== What the task asks ==
Type out the material below exactly.

#### Source records ####

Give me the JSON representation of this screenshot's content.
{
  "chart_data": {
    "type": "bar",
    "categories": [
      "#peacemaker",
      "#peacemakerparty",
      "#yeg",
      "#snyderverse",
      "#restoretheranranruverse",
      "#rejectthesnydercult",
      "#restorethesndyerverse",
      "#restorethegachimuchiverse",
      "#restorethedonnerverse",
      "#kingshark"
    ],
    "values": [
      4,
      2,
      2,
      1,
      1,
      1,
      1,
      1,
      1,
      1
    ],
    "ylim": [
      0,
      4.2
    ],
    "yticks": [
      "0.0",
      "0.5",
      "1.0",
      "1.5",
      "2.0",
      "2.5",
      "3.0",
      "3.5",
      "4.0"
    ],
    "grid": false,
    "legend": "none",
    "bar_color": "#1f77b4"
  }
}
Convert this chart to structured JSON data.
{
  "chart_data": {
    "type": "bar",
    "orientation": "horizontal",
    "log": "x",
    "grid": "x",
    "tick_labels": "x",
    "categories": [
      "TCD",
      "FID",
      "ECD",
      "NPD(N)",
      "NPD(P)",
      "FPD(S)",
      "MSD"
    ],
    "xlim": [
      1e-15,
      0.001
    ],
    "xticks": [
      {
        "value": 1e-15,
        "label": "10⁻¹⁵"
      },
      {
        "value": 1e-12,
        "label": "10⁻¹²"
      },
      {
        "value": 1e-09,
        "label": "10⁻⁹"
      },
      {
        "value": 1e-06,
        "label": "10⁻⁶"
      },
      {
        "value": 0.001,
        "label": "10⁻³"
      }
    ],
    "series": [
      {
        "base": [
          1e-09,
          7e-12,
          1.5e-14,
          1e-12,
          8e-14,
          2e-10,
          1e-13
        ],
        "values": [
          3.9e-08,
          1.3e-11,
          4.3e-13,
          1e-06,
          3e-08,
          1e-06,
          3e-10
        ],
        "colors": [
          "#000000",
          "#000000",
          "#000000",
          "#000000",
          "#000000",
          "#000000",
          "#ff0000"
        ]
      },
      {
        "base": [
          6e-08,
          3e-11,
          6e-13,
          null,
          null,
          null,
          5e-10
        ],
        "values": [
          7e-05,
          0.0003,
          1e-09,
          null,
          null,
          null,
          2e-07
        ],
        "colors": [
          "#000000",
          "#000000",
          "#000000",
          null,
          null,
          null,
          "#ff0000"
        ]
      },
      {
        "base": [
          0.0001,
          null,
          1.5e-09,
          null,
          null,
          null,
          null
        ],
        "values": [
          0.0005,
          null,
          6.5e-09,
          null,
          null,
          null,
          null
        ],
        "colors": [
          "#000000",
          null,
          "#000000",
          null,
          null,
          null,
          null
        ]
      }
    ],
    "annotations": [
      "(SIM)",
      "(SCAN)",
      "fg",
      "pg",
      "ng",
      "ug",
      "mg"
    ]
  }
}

####

== Finished task ==
Give me the JSON representation of this screenshot's content.
{
  "chart_data": {
    "type": "bar",
    "categories": [
      "#peacemaker",
      "#peacemakerparty",
      "#yeg",
      "#snyderverse",
      "#restoretheranranruverse",
      "#rejectthesnydercult",
      "#restorethesndyerverse",
      "#restorethegachimuchiverse",
      "#restorethedonnerverse",
      "#kingshark"
    ],
    "values": [
      4,
      2,
      2,
      1,
      1,
      1,
      1,
      1,
      1,
      1
    ],
    "ylim": [
      0,
      4.2
    ],
    "yticks": [
      "0.0",
      "0.5",
      "1.0",
      "1.5",
      "2.0",
      "2.5",
      "3.0",
      "3.5",
      "4.0"
    ],
    "grid": false,
    "legend": "none",
    "bar_color": "#1f77b4"
  }
}
Convert this chart to structured JSON data.
{
  "chart_data": {
    "type": "bar",
    "orientation": "horizontal",
    "log": "x",
    "grid": "x",
    "tick_labels": "x",
    "categories": [
      "TCD",
      "FID",
      "ECD",
      "NPD(N)",
      "NPD(P)",
      "FPD(S)",
      "MSD"
    ],
    "xlim": [
      1e-15,
      0.001
    ],
    "xticks": [
      {
        "value": 1e-15,
        "label": "10⁻¹⁵"
      },
      {
        "value": 1e-12,
        "label": "10⁻¹²"
      },
      {
        "value": 1e-09,
        "label": "10⁻⁹"
      },
      {
        "value": 1e-06,
        "label": "10⁻⁶"
      },
      {
        "value": 0.001,
        "label": "10⁻³"
      }
    ],
    "series": [
      {
        "base": [
          1e-09,
          7e-12,
          1.5e-14,
          1e-12,
          8e-14,
          2e-10,
          1e-13
        ],
        "values": [
          3.9e-08,
          1.3e-11,
          4.3e-13,
          1e-06,
          3e-08,
          1e-06,
          3e-10
        ],
        "colors": [
          "#000000",
          "#000000",
          "#000000",
          "#000000",
          "#000000",
          "#000000",
          "#ff0000"
        ]
      },
      {
        "base": [
          6e-08,
          3e-11,
          6e-13,
          null,
          null,
          null,
          5e-10
        ],
        "values": [
          7e-05,
          0.0003,
          1e-09,
          null,
          null,
          null,
          2e-07
        ],
        "colors": [
          "#000000",
          "#000000",
          "#000000",
          null,
          null,
          null,
          "#ff0000"
        ]
      },
      {
        "base": [
          0.0001,
          null,
          1.5e-09,
          null,
          null,
          null,
          null
        ],
        "values": [
          0.0005,
          null,
          6.5e-09,
          null,
          null,
          null,
          null
        ],
        "colors": [
          "#000000",
          null,
          "#000000",
          null,
          null,
          null,
          null
        ]
      }
    ],
    "annotations": [
      "(SIM)",
      "(SCAN)",
      "fg",
      "pg",
      "ng",
      "ug",
      "mg"
    ]
  }
}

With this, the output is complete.